--- Start RECORD EXCERPTS ---

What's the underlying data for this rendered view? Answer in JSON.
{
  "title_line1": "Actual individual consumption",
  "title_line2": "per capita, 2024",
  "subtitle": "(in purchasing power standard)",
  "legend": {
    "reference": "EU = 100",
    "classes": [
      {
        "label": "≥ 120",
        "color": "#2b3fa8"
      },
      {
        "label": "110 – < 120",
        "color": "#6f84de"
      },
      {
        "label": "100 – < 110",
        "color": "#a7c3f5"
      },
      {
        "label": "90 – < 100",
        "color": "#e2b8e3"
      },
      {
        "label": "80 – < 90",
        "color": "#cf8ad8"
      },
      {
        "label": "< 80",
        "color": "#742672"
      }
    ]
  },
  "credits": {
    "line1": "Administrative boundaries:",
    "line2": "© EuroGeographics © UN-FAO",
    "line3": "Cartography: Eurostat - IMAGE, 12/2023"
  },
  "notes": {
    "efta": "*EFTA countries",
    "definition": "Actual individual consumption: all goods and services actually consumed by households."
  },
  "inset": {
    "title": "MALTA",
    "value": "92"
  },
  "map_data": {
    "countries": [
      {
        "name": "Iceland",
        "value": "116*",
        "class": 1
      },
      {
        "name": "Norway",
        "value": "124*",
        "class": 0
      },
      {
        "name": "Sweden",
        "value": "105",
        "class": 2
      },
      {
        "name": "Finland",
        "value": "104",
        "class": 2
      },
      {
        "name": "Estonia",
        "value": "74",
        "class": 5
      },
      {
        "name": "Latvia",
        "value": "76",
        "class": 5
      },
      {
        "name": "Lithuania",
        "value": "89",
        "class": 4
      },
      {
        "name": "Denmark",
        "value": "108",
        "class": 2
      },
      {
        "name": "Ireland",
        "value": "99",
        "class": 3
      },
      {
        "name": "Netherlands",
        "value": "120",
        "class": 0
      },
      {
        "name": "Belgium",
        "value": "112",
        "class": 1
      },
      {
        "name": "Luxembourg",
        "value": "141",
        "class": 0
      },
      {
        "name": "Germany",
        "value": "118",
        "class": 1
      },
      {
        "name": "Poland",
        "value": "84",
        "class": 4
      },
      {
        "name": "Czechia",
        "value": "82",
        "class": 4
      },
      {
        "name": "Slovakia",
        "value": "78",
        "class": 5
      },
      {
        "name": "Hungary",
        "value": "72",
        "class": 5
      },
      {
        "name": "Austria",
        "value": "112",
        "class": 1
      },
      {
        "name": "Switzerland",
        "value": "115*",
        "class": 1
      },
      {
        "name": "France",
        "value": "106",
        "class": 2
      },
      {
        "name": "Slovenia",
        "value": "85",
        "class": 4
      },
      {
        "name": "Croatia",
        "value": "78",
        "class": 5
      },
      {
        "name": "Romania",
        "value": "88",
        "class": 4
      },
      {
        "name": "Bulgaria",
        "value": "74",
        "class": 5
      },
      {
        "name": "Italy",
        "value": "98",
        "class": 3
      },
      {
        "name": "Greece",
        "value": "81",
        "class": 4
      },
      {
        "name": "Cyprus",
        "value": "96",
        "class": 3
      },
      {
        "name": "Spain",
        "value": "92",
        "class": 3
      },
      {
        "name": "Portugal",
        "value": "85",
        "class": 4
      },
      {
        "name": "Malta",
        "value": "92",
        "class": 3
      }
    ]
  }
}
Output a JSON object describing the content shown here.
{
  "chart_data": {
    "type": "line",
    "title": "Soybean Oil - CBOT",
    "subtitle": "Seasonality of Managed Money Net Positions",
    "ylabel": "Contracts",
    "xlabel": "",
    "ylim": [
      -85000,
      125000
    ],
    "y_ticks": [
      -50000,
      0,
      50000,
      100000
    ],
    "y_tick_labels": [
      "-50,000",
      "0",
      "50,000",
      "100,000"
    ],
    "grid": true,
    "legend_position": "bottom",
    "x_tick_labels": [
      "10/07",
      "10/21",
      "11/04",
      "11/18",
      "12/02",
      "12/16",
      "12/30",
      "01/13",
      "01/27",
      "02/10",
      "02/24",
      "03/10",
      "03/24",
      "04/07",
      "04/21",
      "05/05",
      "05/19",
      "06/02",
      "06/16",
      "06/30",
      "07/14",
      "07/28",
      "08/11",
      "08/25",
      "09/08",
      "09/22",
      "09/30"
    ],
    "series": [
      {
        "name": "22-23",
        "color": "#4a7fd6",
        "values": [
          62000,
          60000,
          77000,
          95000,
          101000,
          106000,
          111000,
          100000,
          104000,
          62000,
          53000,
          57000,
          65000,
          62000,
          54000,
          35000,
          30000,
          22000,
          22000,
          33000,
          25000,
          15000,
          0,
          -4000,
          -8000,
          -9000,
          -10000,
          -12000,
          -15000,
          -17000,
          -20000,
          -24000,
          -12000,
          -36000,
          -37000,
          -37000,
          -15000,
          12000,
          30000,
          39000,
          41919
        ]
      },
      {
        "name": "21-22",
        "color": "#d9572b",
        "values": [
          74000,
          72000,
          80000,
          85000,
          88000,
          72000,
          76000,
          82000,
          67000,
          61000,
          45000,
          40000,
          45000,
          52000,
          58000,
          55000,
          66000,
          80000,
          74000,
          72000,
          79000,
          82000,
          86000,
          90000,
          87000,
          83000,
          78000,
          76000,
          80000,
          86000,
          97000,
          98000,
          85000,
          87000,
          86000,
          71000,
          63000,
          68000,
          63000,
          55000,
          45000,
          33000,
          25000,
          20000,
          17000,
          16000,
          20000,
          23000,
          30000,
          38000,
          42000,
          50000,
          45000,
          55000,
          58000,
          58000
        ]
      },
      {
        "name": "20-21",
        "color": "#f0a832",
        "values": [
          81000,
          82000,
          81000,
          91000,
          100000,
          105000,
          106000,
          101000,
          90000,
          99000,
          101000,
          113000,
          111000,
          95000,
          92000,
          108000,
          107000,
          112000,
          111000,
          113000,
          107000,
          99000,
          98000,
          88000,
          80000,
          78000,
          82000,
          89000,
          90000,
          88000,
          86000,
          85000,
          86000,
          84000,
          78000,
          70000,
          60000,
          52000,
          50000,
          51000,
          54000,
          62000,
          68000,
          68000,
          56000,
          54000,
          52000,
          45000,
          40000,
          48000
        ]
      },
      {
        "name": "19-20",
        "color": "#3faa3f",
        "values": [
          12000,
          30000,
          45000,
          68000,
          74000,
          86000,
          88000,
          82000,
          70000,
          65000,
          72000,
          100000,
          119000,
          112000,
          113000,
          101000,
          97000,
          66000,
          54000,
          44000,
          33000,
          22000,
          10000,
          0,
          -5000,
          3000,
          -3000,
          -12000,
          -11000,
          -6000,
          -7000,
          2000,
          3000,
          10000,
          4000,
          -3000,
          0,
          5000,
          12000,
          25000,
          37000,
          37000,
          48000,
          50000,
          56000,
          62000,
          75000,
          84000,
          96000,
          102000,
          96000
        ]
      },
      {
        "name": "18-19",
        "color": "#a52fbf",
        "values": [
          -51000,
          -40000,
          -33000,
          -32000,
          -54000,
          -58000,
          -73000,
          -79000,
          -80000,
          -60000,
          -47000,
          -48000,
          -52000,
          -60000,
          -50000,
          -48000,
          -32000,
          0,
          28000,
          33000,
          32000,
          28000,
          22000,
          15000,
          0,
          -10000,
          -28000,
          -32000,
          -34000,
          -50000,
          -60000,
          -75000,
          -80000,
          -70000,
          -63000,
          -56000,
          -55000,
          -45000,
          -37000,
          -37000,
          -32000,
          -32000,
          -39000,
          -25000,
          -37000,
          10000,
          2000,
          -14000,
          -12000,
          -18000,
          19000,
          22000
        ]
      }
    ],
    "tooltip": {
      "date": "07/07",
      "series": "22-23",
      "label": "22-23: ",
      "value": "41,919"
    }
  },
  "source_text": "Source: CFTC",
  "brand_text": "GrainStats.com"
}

--- End RECORD EXCERPTS ---

JOB:
The entries above must be returned exactly.

TASK RESPONSE:
What's the underlying data for this rendered view? Answer in JSON.
{
  "title_line1": "Actual individual consumption",
  "title_line2": "per capita, 2024",
  "subtitle": "(in purchasing power standard)",
  "legend": {
    "reference": "EU = 100",
    "classes": [
      {
        "label": "≥ 120",
        "color": "#2b3fa8"
      },
      {
        "label": "110 – < 120",
        "color": "#6f84de"
      },
      {
        "label": "100 – < 110",
        "color": "#a7c3f5"
      },
      {
        "label": "90 – < 100",
        "color": "#e2b8e3"
      },
      {
        "label": "80 – < 90",
        "color": "#cf8ad8"
      },
      {
        "label": "< 80",
        "color": "#742672"
      }
    ]
  },
  "credits": {
    "line1": "Administrative boundaries:",
    "line2": "© EuroGeographics © UN-FAO",
    "line3": "Cartography: Eurostat - IMAGE, 12/2023"
  },
  "notes": {
    "efta": "*EFTA countries",
    "definition": "Actual individual consumption: all goods and services actually consumed by households."
  },
  "inset": {
    "title": "MALTA",
    "value": "92"
  },
  "map_data": {
    "countries": [
      {
        "name": "Iceland",
        "value": "116*",
        "class": 1
      },
      {
        "name": "Norway",
        "value": "124*",
        "class": 0
      },
      {
        "name": "Sweden",
        "value": "105",
        "class": 2
      },
      {
        "name": "Finland",
        "value": "104",
        "class": 2
      },
      {
        "name": "Estonia",
        "value": "74",
        "class": 5
      },
      {
        "name": "Latvia",
        "value": "76",
        "class": 5
      },
      {
        "name": "Lithuania",
        "value": "89",
        "class": 4
      },
      {
        "name": "Denmark",
        "value": "108",
        "class": 2
      },
      {
        "name": "Ireland",
        "value": "99",
        "class": 3
      },
      {
        "name": "Netherlands",
        "value": "120",
        "class": 0
      },
      {
        "name": "Belgium",
        "value": "112",
        "class": 1
      },
      {
        "name": "Luxembourg",
        "value": "141",
        "class": 0
      },
      {
        "name": "Germany",
        "value": "118",
        "class": 1
      },
      {
        "name": "Poland",
        "value": "84",
        "class": 4
      },
      {
        "name": "Czechia",
        "value": "82",
        "class": 4
      },
      {
        "name": "Slovakia",
        "value": "78",
        "class": 5
      },
      {
        "name": "Hungary",
        "value": "72",
        "class": 5
      },
      {
        "name": "Austria",
        "value": "112",
        "class": 1
      },
      {
        "name": "Switzerland",
        "value": "115*",
        "class": 1
      },
      {
        "name": "France",
        "value": "106",
        "class": 2
      },
      {
        "name": "Slovenia",
        "value": "85",
        "class": 4
      },
      {
        "name": "Croatia",
        "value": "78",
        "class": 5
      },
      {
        "name": "Romania",
        "value": "88",
        "class": 4
      },
      {
        "name": "Bulgaria",
        "value": "74",
        "class": 5
      },
      {
        "name": "Italy",
        "value": "98",
        "class": 3
      },
      {
        "name": "Greece",
        "value": "81",
        "class": 4
      },
      {
        "name": "Cyprus",
        "value": "96",
        "class": 3
      },
      {
        "name": "Spain",
        "value": "92",
        "class": 3
      },
      {
        "name": "Portugal",
        "value": "85",
        "class": 4
      },
      {
        "name": "Malta",
        "value": "92",
        "class": 3
      }
    ]
  }
}
Output a JSON object describing the content shown here.
{
  "chart_data": {
    "type": "line",
    "title": "Soybean Oil - CBOT",
    "subtitle": "Seasonality of Managed Money Net Positions",
    "ylabel": "Contracts",
    "xlabel": "",
    "ylim": [
      -85000,
      125000
    ],
    "y_ticks": [
      -50000,
      0,
      50000,
      100000
    ],
    "y_tick_labels": [
      "-50,000",
      "0",
      "50,000",
      "100,000"
    ],
    "grid": true,
    "legend_position": "bottom",
    "x_tick_labels": [
      "10/07",
      "10/21",
      "11/04",
      "11/18",
      "12/02",
      "12/16",
      "12/30",
      "01/13",
      "01/27",
      "02/10",
      "02/24",
      "03/10",
      "03/24",
      "04/07",
      "04/21",
      "05/05",
      "05/19",
      "06/02",
      "06/16",
      "06/30",
      "07/14",
      "07/28",
      "08/11",
      "08/25",
      "09/08",
      "09/22",
      "09/30"
    ],
    "series": [
      {
        "name": "22-23",
        "color": "#4a7fd6",
        "values": [
          62000,
          60000,
          77000,
          95000,
          101000,
          106000,
          111000,
          100000,
          104000,
          62000,
          53000,
          57000,
          65000,
          62000,
          54000,
          35000,
          30000,
          22000,
          22000,
          33000,
          25000,
          15000,
          0,
          -4000,
          -8000,
          -9000,
          -10000,
          -12000,
          -15000,
          -17000,
          -20000,
          -24000,
          -12000,
          -36000,
          -37000,
          -37000,
          -15000,
          12000,
          30000,
          39000,
          41919
        ]
      },
      {
        "name": "21-22",
        "color": "#d9572b",
        "values": [
          74000,
          72000,
          80000,
          85000,
          88000,
          72000,
          76000,
          82000,
          67000,
          61000,
          45000,
          40000,
          45000,
          52000,
          58000,
          55000,
          66000,
          80000,
          74000,
          72000,
          79000,
          82000,
          86000,
          90000,
          87000,
          83000,
          78000,
          76000,
          80000,
          86000,
          97000,
          98000,
          85000,
          87000,
          86000,
          71000,
          63000,
          68000,
          63000,
          55000,
          45000,
          33000,
          25000,
          20000,
          17000,
          16000,
          20000,
          23000,
          30000,
          38000,
          42000,
          50000,
          45000,
          55000,
          58000,
          58000
        ]
      },
      {
        "name": "20-21",
        "color": "#f0a832",
        "values": [
          81000,
          82000,
          81000,
          91000,
          100000,
          105000,
          106000,
          101000,
          90000,
          99000,
          101000,
          113000,
          111000,
          95000,
          92000,
          108000,
          107000,
          112000,
          111000,
          113000,
          107000,
          99000,
          98000,
          88000,
          80000,
          78000,
          82000,
          89000,
          90000,
          88000,
          86000,
          85000,
          86000,
          84000,
          78000,
          70000,
          60000,
          52000,
          50000,
          51000,
          54000,
          62000,
          68000,
          68000,
          56000,
          54000,
          52000,
          45000,
          40000,
          48000
        ]
      },
      {
        "name": "19-20",
        "color": "#3faa3f",
        "values": [
          12000,
          30000,
          45000,
          68000,
          74000,
          86000,
          88000,
          82000,
          70000,
          65000,
          72000,
          100000,
          119000,
          112000,
          113000,
          101000,
          97000,
          66000,
          54000,
          44000,
          33000,
          22000,
          10000,
          0,
          -5000,
          3000,
          -3000,
          -12000,
          -11000,
          -6000,
          -7000,
          2000,
          3000,
          10000,
          4000,
          -3000,
          0,
          5000,
          12000,
          25000,
          37000,
          37000,
          48000,
          50000,
          56000,
          62000,
          75000,
          84000,
          96000,
          102000,
          96000
        ]
      },
      {
        "name": "18-19",
        "color": "#a52fbf",
        "values": [
          -51000,
          -40000,
          -33000,
          -32000,
          -54000,
          -58000,
          -73000,
          -79000,
          -80000,
          -60000,
          -47000,
          -48000,
          -52000,
          -60000,
          -50000,
          -48000,
          -32000,
          0,
          28000,
          33000,
          32000,
          28000,
          22000,
          15000,
          0,
          -10000,
          -28000,
          -32000,
          -34000,
          -50000,
          -60000,
          -75000,
          -80000,
          -70000,
          -63000,
          -56000,
          -55000,
          -45000,
          -37000,
          -37000,
          -32000,
          -32000,
          -39000,
          -25000,
          -37000,
          10000,
          2000,
          -14000,
          -12000,
          -18000,
          19000,
          22000
        ]
      }
    ],
    "tooltip": {
      "date": "07/07",
      "series": "22-23",
      "label": "22-23: ",
      "value": "41,919"
    }
  },
  "source_text": "Source: CFTC",
  "brand_text": "GrainStats.com"
}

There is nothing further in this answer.